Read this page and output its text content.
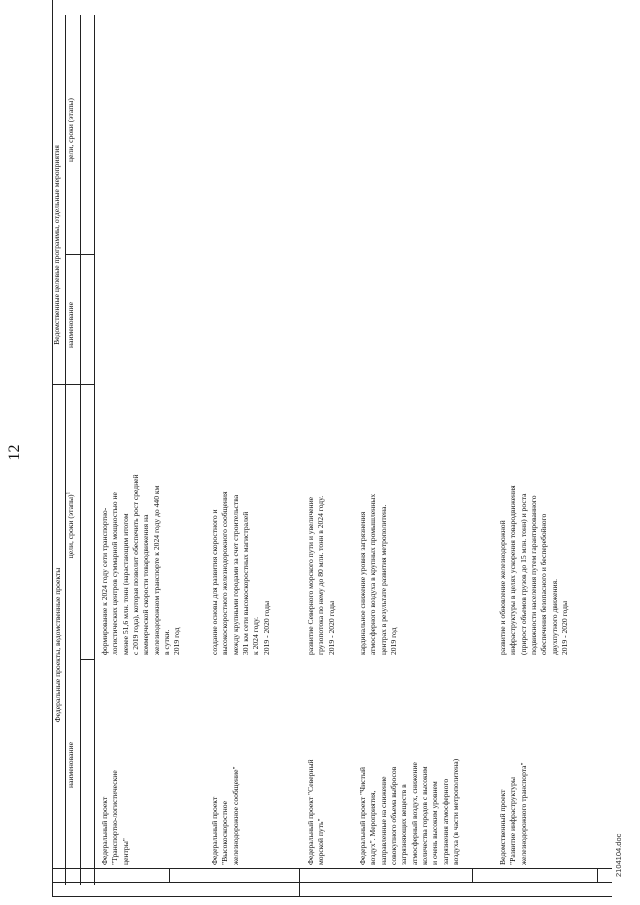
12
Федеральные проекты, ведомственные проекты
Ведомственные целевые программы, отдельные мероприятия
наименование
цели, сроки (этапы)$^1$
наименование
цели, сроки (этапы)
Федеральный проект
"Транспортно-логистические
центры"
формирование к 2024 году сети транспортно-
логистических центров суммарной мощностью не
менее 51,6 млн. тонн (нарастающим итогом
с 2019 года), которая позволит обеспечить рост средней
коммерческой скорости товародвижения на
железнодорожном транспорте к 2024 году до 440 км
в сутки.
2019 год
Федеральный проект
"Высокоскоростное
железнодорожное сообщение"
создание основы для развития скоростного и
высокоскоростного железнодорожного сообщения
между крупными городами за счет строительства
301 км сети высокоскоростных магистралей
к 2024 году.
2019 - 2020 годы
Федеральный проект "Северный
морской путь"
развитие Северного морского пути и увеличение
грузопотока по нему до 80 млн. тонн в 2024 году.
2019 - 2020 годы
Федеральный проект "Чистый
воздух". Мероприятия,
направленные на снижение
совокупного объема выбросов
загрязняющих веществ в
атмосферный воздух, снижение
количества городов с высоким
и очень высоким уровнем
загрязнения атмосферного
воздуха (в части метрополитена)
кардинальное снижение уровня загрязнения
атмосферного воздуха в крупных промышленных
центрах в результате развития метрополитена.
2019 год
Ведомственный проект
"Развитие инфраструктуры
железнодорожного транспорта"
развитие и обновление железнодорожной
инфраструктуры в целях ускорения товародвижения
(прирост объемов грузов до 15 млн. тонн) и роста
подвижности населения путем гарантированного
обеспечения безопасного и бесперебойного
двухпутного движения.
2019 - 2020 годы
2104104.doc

::::

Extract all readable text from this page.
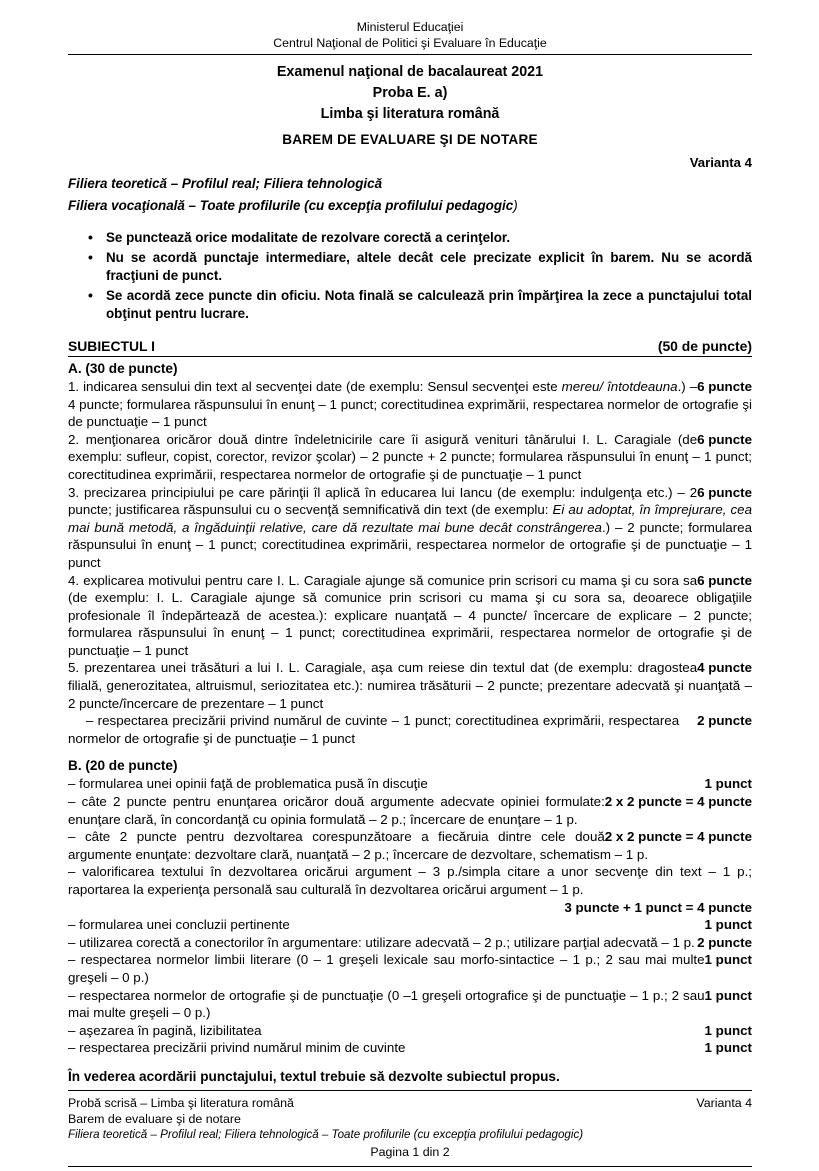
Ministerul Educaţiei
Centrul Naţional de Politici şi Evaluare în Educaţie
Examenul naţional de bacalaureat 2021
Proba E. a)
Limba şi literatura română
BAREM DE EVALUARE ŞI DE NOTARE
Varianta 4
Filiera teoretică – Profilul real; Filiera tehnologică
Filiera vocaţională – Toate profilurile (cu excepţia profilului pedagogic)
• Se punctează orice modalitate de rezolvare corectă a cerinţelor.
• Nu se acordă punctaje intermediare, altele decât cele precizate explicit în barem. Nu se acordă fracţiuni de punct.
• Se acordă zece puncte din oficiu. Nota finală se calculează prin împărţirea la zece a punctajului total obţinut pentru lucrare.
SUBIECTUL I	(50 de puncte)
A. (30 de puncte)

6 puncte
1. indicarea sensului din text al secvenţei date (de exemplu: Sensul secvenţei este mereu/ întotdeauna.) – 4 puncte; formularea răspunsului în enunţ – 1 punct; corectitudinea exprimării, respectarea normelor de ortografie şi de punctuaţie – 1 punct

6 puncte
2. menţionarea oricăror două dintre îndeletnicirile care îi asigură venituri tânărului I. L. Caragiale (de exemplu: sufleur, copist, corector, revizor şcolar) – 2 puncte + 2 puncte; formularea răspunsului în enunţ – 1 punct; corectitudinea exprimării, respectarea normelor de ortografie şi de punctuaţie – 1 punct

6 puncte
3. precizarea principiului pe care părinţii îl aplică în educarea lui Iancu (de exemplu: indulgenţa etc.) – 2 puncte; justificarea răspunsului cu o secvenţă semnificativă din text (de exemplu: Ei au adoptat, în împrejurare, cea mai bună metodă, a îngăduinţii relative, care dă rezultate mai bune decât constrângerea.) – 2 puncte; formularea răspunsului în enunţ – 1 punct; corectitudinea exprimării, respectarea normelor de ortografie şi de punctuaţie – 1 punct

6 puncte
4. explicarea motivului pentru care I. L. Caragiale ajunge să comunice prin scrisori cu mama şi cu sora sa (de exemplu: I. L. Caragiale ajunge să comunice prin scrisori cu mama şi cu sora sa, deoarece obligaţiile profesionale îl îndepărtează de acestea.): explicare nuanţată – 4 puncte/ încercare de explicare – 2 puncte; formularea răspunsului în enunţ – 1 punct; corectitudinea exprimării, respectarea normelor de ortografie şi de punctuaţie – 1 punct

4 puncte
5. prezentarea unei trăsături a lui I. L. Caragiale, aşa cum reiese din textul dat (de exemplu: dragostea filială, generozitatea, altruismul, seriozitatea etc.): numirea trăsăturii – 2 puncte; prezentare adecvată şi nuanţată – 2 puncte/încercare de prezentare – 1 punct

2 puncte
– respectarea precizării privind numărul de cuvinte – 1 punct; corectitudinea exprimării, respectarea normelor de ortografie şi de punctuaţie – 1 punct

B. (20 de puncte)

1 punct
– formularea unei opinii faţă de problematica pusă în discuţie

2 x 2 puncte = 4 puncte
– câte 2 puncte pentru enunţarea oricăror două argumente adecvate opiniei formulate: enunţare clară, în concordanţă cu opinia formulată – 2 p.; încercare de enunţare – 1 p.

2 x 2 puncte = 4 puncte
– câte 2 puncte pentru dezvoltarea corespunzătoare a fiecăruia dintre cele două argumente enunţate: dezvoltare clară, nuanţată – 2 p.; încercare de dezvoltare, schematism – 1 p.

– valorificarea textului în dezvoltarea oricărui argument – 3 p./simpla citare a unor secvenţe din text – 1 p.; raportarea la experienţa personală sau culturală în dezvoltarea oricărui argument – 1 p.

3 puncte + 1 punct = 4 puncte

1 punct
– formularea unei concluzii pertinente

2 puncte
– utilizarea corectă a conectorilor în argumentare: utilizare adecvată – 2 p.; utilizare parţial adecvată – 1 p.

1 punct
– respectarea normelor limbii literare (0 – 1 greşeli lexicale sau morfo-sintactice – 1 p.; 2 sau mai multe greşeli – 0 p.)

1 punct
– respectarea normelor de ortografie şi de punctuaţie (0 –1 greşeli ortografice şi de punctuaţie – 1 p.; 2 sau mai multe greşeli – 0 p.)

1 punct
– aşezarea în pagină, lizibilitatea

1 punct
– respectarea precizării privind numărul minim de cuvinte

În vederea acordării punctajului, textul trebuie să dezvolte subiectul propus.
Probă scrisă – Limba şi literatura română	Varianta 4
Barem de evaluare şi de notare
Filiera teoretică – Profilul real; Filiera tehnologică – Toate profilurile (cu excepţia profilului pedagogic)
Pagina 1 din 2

::::

▸ **Exercise brief**
The string "dintre" may appear in lines of the listing above; tally those lines and give the number only.

▸ **Result**
2